## Begin MATERIAL PROVIDED

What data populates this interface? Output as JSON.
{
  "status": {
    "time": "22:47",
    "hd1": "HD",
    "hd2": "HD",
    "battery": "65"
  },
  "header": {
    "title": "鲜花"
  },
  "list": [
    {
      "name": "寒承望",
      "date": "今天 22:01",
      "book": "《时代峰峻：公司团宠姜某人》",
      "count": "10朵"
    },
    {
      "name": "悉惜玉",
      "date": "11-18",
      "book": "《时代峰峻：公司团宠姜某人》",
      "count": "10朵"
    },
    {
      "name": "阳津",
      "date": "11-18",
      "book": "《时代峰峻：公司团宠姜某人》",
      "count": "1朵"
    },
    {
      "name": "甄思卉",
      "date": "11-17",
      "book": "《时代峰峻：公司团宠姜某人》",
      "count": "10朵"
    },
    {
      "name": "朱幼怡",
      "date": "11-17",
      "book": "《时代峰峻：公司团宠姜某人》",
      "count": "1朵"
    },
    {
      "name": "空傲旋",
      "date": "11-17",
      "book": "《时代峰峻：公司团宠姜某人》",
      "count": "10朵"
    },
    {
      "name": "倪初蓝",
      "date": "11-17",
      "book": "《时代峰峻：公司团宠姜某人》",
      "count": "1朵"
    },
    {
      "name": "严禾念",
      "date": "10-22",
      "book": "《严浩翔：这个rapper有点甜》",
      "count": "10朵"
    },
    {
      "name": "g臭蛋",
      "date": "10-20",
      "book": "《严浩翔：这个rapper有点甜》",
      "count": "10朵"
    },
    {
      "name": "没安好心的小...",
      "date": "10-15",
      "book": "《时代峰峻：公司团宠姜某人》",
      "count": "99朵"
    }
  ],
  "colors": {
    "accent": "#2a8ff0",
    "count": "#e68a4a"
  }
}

## End MATERIAL PROVIDED

**GOAL**
Scan the material for lines with the word "name", and copy each line you find.

**RESPONSE TO THE TASK**
      "name": "寒承望",
      "name": "悉惜玉",
      "name": "阳津",
      "name": "甄思卉",
      "name": "朱幼怡",
      "name": "空傲旋",
      "name": "倪初蓝",
      "name": "严禾念",
      "name": "g臭蛋",
      "name": "没安好心的小...",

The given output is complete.